* What is asked *
Search the material for "living" and show all lines that contain it.

* Records shown *
>> begin

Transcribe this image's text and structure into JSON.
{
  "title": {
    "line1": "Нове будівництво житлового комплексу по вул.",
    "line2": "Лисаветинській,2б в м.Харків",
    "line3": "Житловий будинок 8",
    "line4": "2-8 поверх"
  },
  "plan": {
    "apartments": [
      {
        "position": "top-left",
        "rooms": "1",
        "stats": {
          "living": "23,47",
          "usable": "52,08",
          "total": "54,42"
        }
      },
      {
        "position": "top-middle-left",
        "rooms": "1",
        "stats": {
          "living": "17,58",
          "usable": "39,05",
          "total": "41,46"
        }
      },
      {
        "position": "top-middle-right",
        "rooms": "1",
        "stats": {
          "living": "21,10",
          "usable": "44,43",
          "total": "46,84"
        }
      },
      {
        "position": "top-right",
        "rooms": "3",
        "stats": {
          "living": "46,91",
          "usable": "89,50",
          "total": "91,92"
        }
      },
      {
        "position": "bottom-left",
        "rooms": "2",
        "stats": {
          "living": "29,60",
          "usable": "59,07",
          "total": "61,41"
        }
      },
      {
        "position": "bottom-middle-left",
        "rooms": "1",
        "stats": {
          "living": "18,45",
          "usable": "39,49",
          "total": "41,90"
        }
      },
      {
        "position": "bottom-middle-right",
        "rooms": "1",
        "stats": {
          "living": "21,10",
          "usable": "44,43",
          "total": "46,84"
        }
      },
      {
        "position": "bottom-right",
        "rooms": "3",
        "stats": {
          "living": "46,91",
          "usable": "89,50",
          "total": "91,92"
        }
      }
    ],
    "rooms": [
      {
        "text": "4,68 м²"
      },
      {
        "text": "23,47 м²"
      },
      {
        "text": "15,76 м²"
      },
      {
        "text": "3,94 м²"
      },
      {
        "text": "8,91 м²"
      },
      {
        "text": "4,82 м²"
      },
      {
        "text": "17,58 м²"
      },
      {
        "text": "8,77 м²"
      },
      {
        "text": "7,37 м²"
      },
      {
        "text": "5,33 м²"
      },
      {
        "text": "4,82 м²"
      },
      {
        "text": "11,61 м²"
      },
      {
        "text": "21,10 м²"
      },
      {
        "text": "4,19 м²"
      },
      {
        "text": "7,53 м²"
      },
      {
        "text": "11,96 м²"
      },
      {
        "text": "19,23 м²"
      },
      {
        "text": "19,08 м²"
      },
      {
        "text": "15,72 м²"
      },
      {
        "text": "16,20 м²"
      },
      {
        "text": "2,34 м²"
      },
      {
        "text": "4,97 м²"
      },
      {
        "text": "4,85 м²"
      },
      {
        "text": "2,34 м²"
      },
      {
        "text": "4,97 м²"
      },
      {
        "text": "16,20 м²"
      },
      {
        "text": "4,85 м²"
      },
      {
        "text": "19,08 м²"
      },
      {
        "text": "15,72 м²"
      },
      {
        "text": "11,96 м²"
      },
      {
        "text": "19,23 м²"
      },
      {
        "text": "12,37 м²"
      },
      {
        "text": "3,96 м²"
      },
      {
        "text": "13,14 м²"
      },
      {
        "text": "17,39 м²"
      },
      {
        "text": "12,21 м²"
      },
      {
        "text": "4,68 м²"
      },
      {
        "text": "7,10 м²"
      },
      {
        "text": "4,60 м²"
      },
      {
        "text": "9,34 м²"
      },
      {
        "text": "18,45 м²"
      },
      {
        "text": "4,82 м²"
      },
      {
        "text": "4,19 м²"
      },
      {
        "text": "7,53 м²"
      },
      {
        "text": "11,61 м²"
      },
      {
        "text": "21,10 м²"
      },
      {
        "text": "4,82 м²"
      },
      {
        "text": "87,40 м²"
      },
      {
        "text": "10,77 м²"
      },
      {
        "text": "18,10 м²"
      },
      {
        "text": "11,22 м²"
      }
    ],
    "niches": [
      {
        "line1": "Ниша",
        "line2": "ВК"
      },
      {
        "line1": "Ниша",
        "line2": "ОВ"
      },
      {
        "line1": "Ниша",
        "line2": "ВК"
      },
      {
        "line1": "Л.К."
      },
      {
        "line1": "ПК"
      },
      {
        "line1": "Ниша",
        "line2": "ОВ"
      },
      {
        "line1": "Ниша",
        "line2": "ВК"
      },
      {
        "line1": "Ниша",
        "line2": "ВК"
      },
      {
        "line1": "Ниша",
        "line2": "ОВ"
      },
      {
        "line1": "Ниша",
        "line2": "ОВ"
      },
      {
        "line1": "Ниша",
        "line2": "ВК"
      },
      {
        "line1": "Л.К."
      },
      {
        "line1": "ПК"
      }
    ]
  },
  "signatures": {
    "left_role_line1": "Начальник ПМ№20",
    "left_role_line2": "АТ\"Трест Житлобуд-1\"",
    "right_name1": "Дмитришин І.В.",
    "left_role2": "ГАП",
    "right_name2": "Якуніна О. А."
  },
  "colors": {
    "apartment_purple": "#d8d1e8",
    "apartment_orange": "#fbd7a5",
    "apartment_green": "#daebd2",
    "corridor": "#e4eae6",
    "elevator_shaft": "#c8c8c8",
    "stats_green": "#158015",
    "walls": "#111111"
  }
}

>> end

* Finished task *
          "living": "23,47",
          "living": "17,58",
          "living": "21,10",
          "living": "46,91",
          "living": "29,60",
          "living": "18,45",
          "living": "21,10",
          "living": "46,91",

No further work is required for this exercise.